Aim ▸
Reproduce all of the records exactly.

——

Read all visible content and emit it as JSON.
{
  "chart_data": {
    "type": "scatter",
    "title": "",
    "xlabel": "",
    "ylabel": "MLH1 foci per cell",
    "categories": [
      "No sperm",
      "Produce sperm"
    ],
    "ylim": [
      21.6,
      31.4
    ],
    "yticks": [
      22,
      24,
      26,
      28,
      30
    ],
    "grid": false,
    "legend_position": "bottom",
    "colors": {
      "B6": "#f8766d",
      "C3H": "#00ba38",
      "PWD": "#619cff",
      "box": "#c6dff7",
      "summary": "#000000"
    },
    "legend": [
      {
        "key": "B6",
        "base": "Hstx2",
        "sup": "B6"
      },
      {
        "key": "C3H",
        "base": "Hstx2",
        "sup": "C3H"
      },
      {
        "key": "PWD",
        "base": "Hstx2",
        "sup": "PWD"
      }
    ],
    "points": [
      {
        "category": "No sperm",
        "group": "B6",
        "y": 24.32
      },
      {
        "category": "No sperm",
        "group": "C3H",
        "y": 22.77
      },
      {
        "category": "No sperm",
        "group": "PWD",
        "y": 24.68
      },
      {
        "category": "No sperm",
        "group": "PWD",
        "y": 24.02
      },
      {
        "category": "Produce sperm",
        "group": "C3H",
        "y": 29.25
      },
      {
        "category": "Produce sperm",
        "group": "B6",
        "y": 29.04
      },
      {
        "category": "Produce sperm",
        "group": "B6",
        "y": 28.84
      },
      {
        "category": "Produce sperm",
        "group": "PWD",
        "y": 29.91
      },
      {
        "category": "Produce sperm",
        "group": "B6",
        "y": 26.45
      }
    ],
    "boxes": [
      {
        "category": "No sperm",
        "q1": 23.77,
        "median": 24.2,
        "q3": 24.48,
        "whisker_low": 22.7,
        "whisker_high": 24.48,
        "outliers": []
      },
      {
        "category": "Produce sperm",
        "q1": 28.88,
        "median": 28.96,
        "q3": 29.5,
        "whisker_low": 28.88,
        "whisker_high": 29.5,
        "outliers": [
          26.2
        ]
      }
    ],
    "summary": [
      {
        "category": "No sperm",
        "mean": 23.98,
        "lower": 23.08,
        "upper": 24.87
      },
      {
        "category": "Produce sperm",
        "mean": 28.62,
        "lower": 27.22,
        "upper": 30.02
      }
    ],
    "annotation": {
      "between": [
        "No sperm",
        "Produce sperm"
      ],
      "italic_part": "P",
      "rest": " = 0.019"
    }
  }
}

——

Written response ▸
Read all visible content and emit it as JSON.
{
  "chart_data": {
    "type": "scatter",
    "title": "",
    "xlabel": "",
    "ylabel": "MLH1 foci per cell",
    "categories": [
      "No sperm",
      "Produce sperm"
    ],
    "ylim": [
      21.6,
      31.4
    ],
    "yticks": [
      22,
      24,
      26,
      28,
      30
    ],
    "grid": false,
    "legend_position": "bottom",
    "colors": {
      "B6": "#f8766d",
      "C3H": "#00ba38",
      "PWD": "#619cff",
      "box": "#c6dff7",
      "summary": "#000000"
    },
    "legend": [
      {
        "key": "B6",
        "base": "Hstx2",
        "sup": "B6"
      },
      {
        "key": "C3H",
        "base": "Hstx2",
        "sup": "C3H"
      },
      {
        "key": "PWD",
        "base": "Hstx2",
        "sup": "PWD"
      }
    ],
    "points": [
      {
        "category": "No sperm",
        "group": "B6",
        "y": 24.32
      },
      {
        "category": "No sperm",
        "group": "C3H",
        "y": 22.77
      },
      {
        "category": "No sperm",
        "group": "PWD",
        "y": 24.68
      },
      {
        "category": "No sperm",
        "group": "PWD",
        "y": 24.02
      },
      {
        "category": "Produce sperm",
        "group": "C3H",
        "y": 29.25
      },
      {
        "category": "Produce sperm",
        "group": "B6",
        "y": 29.04
      },
      {
        "category": "Produce sperm",
        "group": "B6",
        "y": 28.84
      },
      {
        "category": "Produce sperm",
        "group": "PWD",
        "y": 29.91
      },
      {
        "category": "Produce sperm",
        "group": "B6",
        "y": 26.45
      }
    ],
    "boxes": [
      {
        "category": "No sperm",
        "q1": 23.77,
        "median": 24.2,
        "q3": 24.48,
        "whisker_low": 22.7,
        "whisker_high": 24.48,
        "outliers": []
      },
      {
        "category": "Produce sperm",
        "q1": 28.88,
        "median": 28.96,
        "q3": 29.5,
        "whisker_low": 28.88,
        "whisker_high": 29.5,
        "outliers": [
          26.2
        ]
      }
    ],
    "summary": [
      {
        "category": "No sperm",
        "mean": 23.98,
        "lower": 23.08,
        "upper": 24.87
      },
      {
        "category": "Produce sperm",
        "mean": 28.62,
        "lower": 27.22,
        "upper": 30.02
      }
    ],
    "annotation": {
      "between": [
        "No sperm",
        "Produce sperm"
      ],
      "italic_part": "P",
      "rest": " = 0.019"
    }
  }
}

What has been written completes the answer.